WRITTEN REQUEST:
Return the listing below unchanged, minus its pictures.

%%

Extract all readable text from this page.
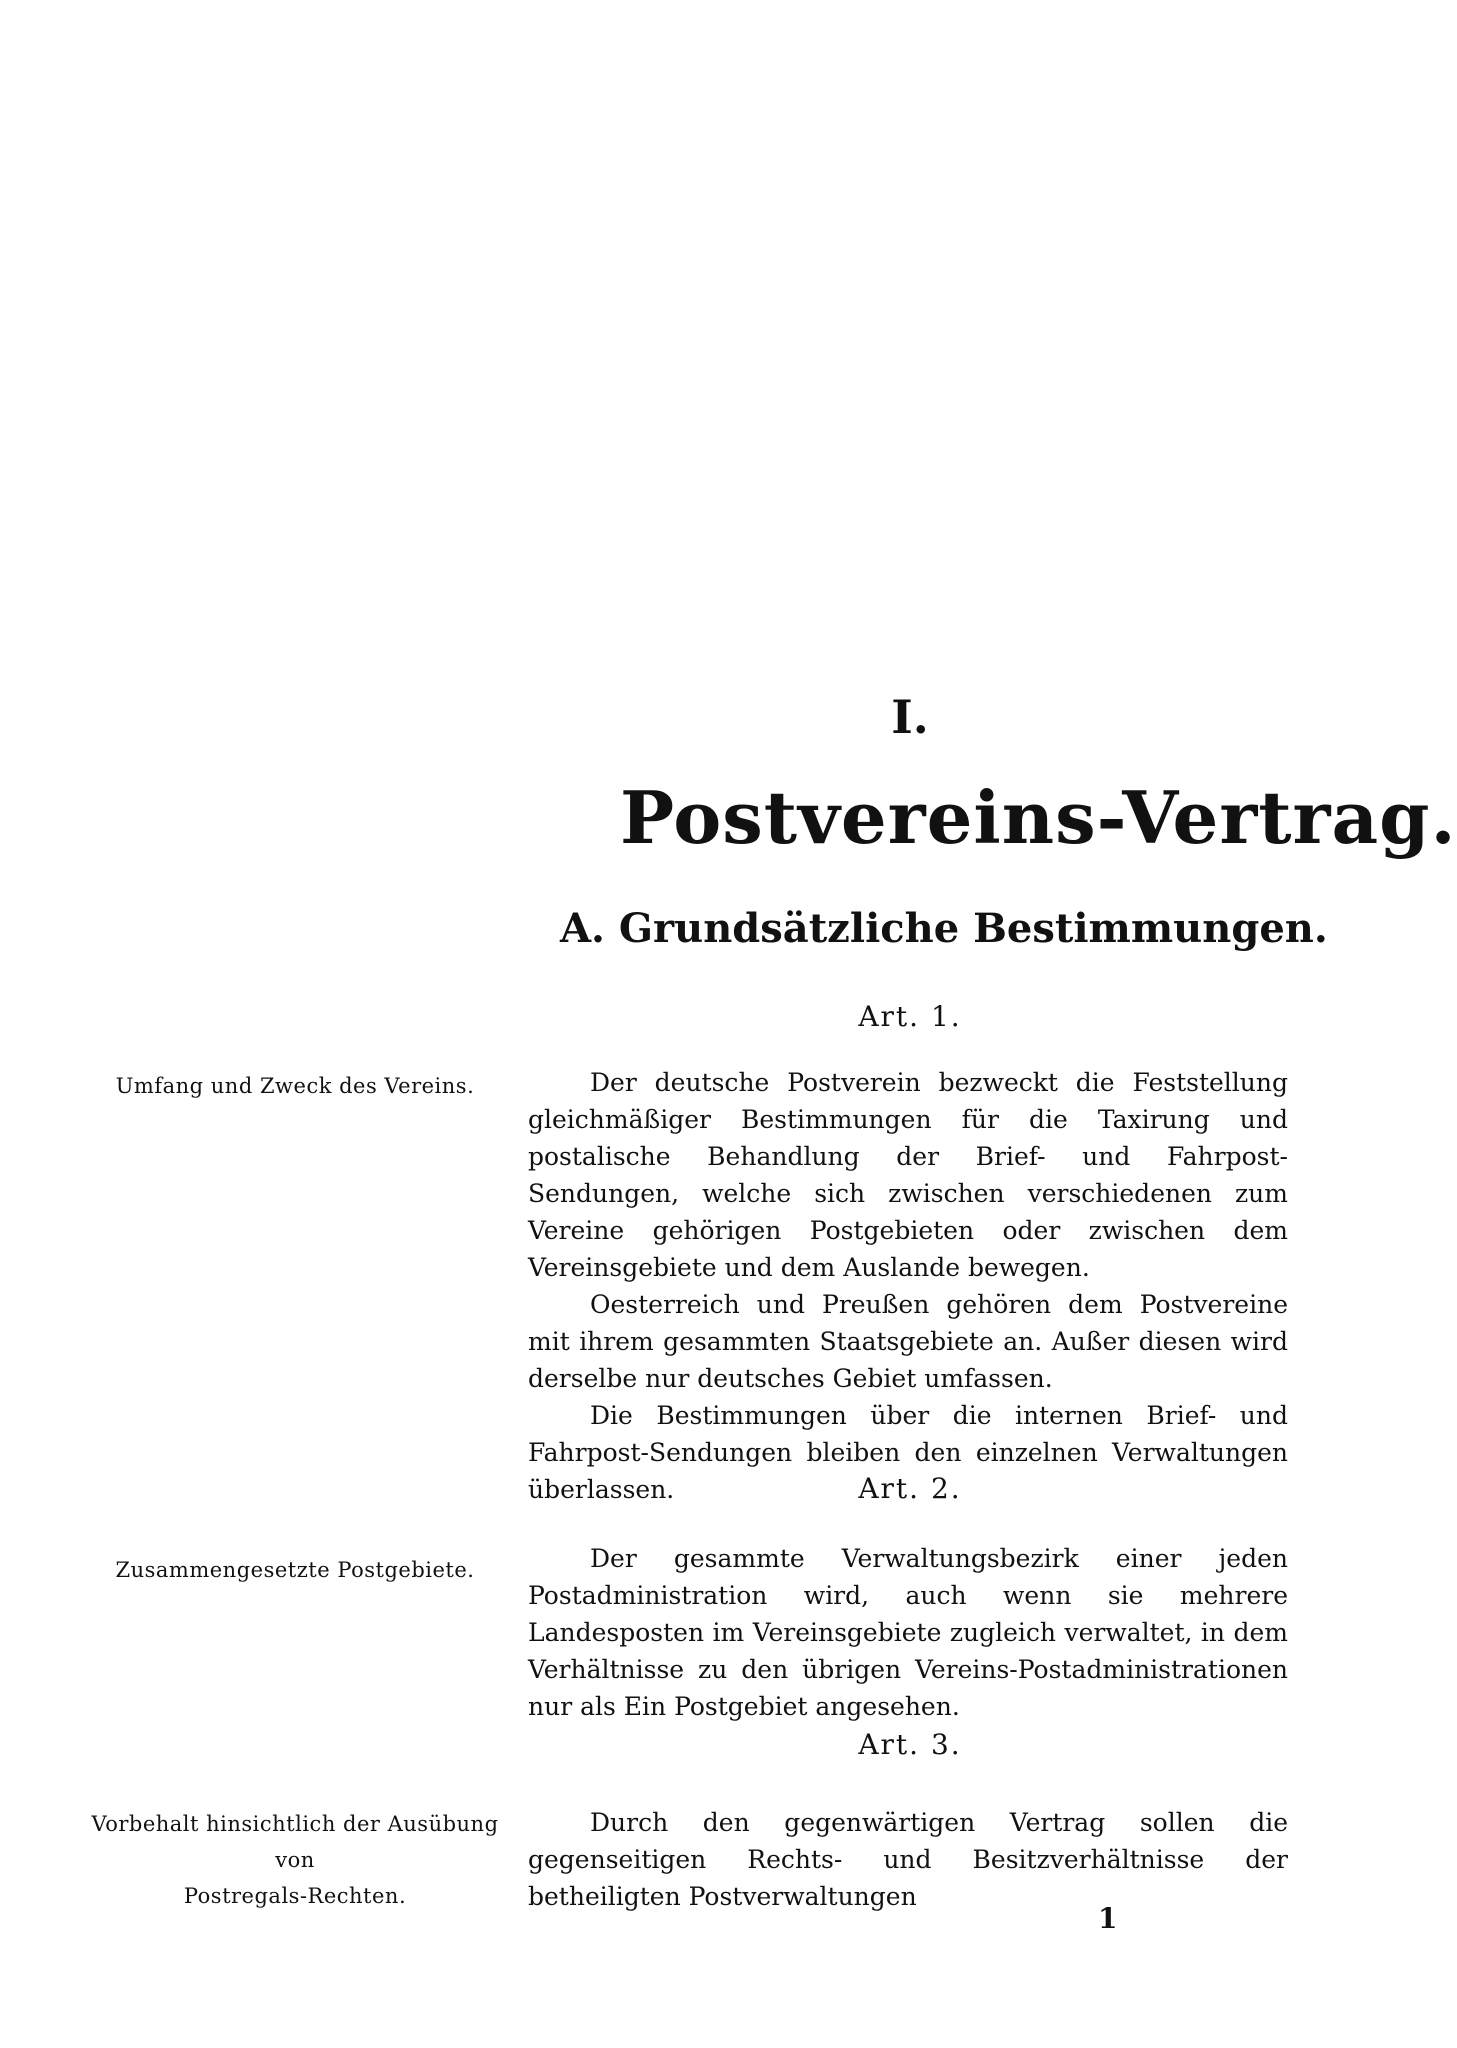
I.
Postvereins-Vertrag.
A. Grundsätzliche Bestimmungen.
Art. 1.
Umfang und Zweck des Vereins.	Der deutsche Postverein bezweckt die Feststellung gleichmäßiger Bestimmungen für die Taxirung und postalische Behandlung der Brief- und Fahrpost-Sendungen, welche sich zwischen verschiedenen zum Vereine gehörigen Postgebieten oder zwischen dem Vereinsgebiete und dem Auslande bewegen.

Oesterreich und Preußen gehören dem Postvereine mit ihrem gesammten Staatsgebiete an. Außer diesen wird derselbe nur deutsches Gebiet umfassen.

Die Bestimmungen über die internen Brief- und Fahrpost-Sendungen bleiben den einzelnen Verwaltungen überlassen.	Art. 2.
Zusammengesetzte Postgebiete.	Der gesammte Verwaltungsbezirk einer jeden Postadministration wird, auch wenn sie mehrere Landesposten im Vereinsgebiete zugleich verwaltet, in dem Verhältnisse zu den übrigen Vereins-Postadministrationen nur als Ein Postgebiet angesehen.

Art. 3.
Vorbehalt hinsichtlich der Ausübung von
Postregals-Rechten.

Durch den gegenwärtigen Vertrag sollen die gegenseitigen Rechts- und Besitzverhältnisse der betheiligten Postverwaltungen

1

%%

RESULT OF THIS TASK:
Extract all readable text from this page.
I.
Postvereins-Vertrag.
A. Grundsätzliche Bestimmungen.
Art. 1.
Umfang und Zweck des Vereins.	Der deutsche Postverein bezweckt die Feststellung gleichmäßiger Bestimmungen für die Taxirung und postalische Behandlung der Brief- und Fahrpost-Sendungen, welche sich zwischen verschiedenen zum Vereine gehörigen Postgebieten oder zwischen dem Vereinsgebiete und dem Auslande bewegen.

Oesterreich und Preußen gehören dem Postvereine mit ihrem gesammten Staatsgebiete an. Außer diesen wird derselbe nur deutsches Gebiet umfassen.

Die Bestimmungen über die internen Brief- und Fahrpost-Sendungen bleiben den einzelnen Verwaltungen überlassen.	Art. 2.
Zusammengesetzte Postgebiete.	Der gesammte Verwaltungsbezirk einer jeden Postadministration wird, auch wenn sie mehrere Landesposten im Vereinsgebiete zugleich verwaltet, in dem Verhältnisse zu den übrigen Vereins-Postadministrationen nur als Ein Postgebiet angesehen.

Art. 3.
Vorbehalt hinsichtlich der Ausübung von
Postregals-Rechten.

Durch den gegenwärtigen Vertrag sollen die gegenseitigen Rechts- und Besitzverhältnisse der betheiligten Postverwaltungen

1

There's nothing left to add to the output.